* [Goal]
Locate the string "Buddy" in the listing below. Copy every line where it is found.

begin

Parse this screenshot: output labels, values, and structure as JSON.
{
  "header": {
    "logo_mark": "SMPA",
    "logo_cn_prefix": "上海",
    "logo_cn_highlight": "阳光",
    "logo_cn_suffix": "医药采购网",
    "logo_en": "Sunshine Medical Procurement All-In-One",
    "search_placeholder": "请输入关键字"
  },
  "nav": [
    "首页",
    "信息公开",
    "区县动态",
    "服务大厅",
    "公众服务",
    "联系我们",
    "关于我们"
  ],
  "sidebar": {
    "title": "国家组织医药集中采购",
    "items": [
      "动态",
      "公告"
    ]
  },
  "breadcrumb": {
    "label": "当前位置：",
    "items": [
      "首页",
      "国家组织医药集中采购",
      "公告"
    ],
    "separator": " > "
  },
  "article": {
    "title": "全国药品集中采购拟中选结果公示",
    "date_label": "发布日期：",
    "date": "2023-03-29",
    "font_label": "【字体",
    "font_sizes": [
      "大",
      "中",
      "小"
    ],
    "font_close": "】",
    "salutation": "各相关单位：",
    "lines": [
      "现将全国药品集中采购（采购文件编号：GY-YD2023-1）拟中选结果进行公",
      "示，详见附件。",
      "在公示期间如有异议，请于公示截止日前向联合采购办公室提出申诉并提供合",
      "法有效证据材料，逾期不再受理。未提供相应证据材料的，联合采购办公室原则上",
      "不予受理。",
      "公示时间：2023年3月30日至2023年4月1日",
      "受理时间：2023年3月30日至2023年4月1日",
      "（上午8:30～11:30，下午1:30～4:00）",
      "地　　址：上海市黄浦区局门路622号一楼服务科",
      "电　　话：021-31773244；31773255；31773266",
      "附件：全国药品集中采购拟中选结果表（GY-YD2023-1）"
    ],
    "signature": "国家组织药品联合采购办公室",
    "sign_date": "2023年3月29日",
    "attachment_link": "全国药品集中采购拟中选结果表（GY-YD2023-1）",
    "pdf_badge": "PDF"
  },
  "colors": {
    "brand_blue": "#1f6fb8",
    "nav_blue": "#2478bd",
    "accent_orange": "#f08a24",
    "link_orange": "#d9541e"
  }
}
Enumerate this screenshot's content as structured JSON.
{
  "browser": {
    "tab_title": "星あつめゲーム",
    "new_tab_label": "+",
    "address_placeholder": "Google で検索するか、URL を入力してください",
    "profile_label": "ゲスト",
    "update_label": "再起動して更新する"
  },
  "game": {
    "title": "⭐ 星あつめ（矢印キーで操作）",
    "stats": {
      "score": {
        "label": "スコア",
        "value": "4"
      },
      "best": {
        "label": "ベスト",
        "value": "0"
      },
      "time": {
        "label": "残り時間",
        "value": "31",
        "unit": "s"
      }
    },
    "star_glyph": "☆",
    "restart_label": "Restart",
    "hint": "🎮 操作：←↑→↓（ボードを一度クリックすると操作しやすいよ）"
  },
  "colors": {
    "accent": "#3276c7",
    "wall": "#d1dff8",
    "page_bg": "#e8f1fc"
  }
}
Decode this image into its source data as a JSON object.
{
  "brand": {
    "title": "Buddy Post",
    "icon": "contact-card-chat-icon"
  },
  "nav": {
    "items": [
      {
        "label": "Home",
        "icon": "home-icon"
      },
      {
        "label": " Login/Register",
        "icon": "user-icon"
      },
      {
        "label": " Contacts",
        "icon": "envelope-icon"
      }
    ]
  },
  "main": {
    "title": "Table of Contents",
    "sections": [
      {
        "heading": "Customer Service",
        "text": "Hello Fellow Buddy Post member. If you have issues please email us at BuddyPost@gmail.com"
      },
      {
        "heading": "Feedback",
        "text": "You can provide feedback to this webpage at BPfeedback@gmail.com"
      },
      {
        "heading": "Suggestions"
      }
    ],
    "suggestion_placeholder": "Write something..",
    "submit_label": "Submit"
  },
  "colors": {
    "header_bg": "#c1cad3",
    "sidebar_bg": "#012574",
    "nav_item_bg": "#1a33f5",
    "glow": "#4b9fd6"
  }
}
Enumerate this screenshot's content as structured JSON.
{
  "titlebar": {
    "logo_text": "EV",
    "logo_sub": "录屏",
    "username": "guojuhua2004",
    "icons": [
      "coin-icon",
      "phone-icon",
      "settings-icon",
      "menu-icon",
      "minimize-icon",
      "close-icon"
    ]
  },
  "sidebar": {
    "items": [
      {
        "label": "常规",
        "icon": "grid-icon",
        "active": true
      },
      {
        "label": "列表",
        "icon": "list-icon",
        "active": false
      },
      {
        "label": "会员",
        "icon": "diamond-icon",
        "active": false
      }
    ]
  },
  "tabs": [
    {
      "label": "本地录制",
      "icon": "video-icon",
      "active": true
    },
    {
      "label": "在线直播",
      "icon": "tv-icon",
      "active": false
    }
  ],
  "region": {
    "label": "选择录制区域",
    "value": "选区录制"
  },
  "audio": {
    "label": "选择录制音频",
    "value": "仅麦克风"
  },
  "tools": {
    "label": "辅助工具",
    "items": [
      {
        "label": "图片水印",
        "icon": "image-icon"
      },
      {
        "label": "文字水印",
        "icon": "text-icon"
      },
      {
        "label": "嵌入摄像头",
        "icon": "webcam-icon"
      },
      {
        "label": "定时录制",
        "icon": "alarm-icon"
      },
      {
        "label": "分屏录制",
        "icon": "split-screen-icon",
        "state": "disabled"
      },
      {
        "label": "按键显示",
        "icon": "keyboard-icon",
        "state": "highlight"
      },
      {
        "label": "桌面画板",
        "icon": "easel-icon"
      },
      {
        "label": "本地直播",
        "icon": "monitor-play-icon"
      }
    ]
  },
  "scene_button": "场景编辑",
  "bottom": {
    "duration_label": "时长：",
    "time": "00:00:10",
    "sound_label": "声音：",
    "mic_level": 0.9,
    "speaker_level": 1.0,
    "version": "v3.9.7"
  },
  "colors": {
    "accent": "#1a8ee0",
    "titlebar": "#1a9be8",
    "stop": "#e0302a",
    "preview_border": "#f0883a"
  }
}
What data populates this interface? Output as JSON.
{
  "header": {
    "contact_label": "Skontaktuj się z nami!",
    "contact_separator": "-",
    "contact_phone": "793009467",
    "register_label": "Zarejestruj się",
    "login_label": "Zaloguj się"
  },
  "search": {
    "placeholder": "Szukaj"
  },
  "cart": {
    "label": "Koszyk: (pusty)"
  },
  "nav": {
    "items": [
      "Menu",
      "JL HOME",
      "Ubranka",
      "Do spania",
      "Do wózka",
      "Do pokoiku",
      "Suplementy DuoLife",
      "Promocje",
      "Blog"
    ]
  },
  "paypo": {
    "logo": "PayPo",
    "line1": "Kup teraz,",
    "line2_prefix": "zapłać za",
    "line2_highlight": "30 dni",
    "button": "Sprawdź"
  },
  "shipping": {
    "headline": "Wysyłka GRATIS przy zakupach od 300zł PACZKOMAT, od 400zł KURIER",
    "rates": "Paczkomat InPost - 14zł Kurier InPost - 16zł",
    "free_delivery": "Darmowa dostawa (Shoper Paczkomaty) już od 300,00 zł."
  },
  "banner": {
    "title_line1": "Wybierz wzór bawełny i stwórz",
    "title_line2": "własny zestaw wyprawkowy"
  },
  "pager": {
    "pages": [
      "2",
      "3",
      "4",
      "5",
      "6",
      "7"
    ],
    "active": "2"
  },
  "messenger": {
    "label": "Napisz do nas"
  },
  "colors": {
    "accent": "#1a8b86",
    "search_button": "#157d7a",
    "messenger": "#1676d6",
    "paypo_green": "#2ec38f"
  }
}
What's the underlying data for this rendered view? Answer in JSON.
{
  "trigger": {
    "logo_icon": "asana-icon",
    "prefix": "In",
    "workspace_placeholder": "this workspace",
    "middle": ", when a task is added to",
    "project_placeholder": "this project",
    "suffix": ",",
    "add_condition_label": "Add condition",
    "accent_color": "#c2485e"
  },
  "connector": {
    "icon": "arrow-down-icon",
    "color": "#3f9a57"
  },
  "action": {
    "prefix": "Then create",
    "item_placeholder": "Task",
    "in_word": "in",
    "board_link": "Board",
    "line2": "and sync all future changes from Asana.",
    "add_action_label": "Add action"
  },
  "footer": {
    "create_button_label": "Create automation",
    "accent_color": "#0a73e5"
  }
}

end

* [Exercise output]
    "title": "Buddy Post",
        "text": "Hello Fellow Buddy Post member. If you have issues please email us at BuddyPost@gmail.com"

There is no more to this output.